- [EXERCISE 1]:
Translate this sentence from the greenhouse gardening post into French: "I can't WAIT until this nightmare is all over."
- [EXERCISE 2]:
Write what comes next in the greenhouse gardening post, picking up after its final sentence.

- [DOCUMENT SEGMENT]:
Greenhouse Treasures and Collection Management

Eucomis vandermerwei, a small, low growing,  alpine species of Pineapple Lily looks spooky just in time for Halloween, but it needs the protection of a greenhouse this time of year, as frost forms on the pumpkins.   I didn't grow this one, it was a gift from a rare plant auction, which followed a talk I gave  at the
Adirondack chapter of the North American Rock Garden Society last month. I just upgraded it from a plastic pot, to a Guy Wolff pot.  Added some gravel, and nature provided the dramatic lighting.

 Now that I have sold my other house on the property ( closing next week!!!), I am almost done painting the interior, and hauling junk to the dumpster. I can't WAIT until this nightmare is all over. Even though I will be losing a quarter of my property, I will finally have what I cherish most - more time. And with no more speaking engagements, nor travel plans ( last week I was in Los Angeles) - I can now begin to center myself, and focus. >breathe<.... Ahhhh. Back to my more typical, abnormal/normal pace.

We had our first frost this week, our first killing frost, which marks a significant gardening moment for me - a time when gardening moves under glass, into the greenhouse, and I couldn't be happier. You see, I really prefer gardening in the 'off season', that is, gardening 'under glass'. A greenhouse allows one like me to focus, which means that I enjoy the process more.  It's like down-grading to a 30 foot by 30 foot garden. Ahhhh. Little pots of treasures, a 15 foot hose, two watering cans and some mice. Oh, those mice. Hey, all I can say is that right now, the greenhouse smells more like peanut butter and aged chedder cheese than it does like Osmanthus fragrant - just sayin'. Dinner is served.

- [Data items]:
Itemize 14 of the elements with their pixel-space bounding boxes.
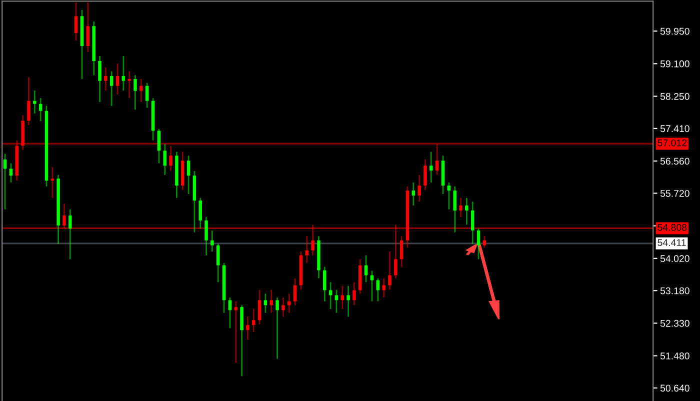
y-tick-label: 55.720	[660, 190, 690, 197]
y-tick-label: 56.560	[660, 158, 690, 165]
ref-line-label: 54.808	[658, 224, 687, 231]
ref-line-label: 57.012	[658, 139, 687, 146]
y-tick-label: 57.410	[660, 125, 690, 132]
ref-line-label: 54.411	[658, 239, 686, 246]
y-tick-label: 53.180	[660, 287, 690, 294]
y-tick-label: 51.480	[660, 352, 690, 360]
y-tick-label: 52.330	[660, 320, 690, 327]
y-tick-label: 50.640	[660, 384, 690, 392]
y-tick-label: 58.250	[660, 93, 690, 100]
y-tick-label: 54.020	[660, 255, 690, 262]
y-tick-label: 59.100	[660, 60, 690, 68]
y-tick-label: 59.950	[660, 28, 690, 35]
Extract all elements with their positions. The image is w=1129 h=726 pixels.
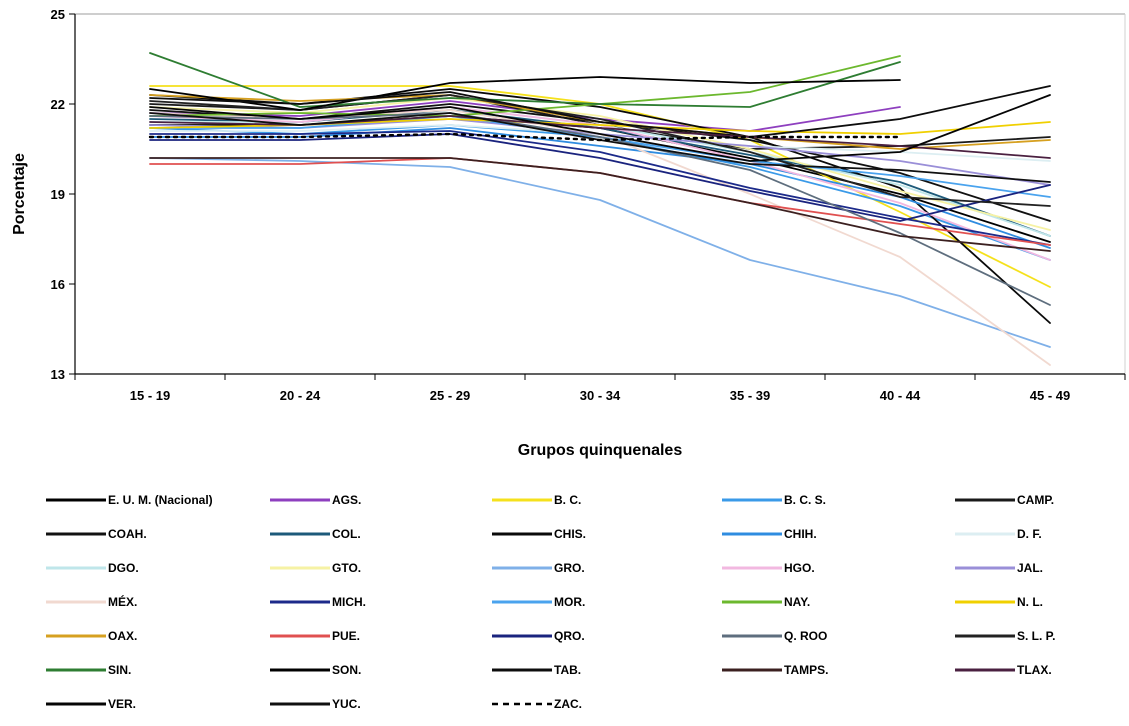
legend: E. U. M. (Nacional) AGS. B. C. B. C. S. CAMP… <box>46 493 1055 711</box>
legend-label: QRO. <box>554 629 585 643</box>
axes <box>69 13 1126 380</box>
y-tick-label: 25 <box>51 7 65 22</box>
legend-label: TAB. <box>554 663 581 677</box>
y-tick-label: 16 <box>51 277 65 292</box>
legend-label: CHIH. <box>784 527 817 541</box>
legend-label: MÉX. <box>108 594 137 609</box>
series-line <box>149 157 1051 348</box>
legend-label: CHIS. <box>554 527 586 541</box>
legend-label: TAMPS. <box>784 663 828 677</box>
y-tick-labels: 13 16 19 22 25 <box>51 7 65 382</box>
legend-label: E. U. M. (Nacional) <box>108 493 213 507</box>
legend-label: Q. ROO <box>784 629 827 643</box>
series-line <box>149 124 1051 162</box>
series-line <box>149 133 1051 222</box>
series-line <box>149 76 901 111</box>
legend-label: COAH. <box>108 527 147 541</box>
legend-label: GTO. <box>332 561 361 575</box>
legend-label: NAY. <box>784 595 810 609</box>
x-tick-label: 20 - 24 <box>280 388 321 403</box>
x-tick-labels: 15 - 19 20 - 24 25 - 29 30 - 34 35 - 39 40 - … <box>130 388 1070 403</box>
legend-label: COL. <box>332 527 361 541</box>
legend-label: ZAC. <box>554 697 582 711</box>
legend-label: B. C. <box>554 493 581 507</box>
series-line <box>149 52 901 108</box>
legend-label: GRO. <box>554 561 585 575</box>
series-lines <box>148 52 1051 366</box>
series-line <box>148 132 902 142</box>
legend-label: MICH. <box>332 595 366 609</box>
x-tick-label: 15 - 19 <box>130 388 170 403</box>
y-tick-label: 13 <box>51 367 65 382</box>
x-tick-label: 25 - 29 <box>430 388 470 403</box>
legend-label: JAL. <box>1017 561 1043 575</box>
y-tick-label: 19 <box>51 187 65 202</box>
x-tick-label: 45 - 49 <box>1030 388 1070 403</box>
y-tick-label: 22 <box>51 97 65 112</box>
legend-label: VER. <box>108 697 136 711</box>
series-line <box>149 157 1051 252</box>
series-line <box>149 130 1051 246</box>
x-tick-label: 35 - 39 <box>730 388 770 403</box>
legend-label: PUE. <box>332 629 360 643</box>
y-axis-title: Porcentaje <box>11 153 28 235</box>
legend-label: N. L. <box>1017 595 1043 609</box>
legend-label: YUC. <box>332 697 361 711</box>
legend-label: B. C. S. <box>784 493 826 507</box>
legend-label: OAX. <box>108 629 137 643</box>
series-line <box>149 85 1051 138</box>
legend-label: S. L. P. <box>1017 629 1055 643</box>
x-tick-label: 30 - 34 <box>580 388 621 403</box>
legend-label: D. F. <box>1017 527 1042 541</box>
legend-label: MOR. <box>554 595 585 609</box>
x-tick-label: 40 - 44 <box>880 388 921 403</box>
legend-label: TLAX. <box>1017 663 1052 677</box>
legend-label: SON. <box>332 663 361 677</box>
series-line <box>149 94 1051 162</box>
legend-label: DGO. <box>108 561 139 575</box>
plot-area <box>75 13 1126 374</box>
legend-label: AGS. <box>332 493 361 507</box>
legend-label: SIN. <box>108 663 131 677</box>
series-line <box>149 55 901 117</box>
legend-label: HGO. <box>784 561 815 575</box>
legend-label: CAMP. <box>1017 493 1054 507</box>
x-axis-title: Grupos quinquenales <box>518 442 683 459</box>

- [OUTPUT 1]:
J'ai TELLEMENT hâte que ce cauchemar soit enfin terminé.

- [OUTPUT 2]:
This is the week when I can evaluate each plant. Decide if it is worth dragging back into the greenhouse, or if it should be brought to the dumpster. Anyone with a greenhouse knows how valuable space is, and last year, this fact struck me - most of my collection has been with me for nearly a decade now, and although some plants are indeed true treasures, others are simply just baggage. The last think I want is a maintenance collection - watering, fertilizing and repotting the same old Acacia trees and Gardenias year after year - yawn.

So pink slips have been handed out, and out go more Clivia and agapanthus, and in will come more interesting plants, that is, if I can find something that I have not collected or grown yet!



I haven't shared many photos of my Nerine sarniensis this year, but don't feel bad, I missed most
of them blooming too, as I have been traveling. At least I was able to still see this choice selection, which
I added to the collection two years ago. Nerine sarniensis  'Exbury Renoir'.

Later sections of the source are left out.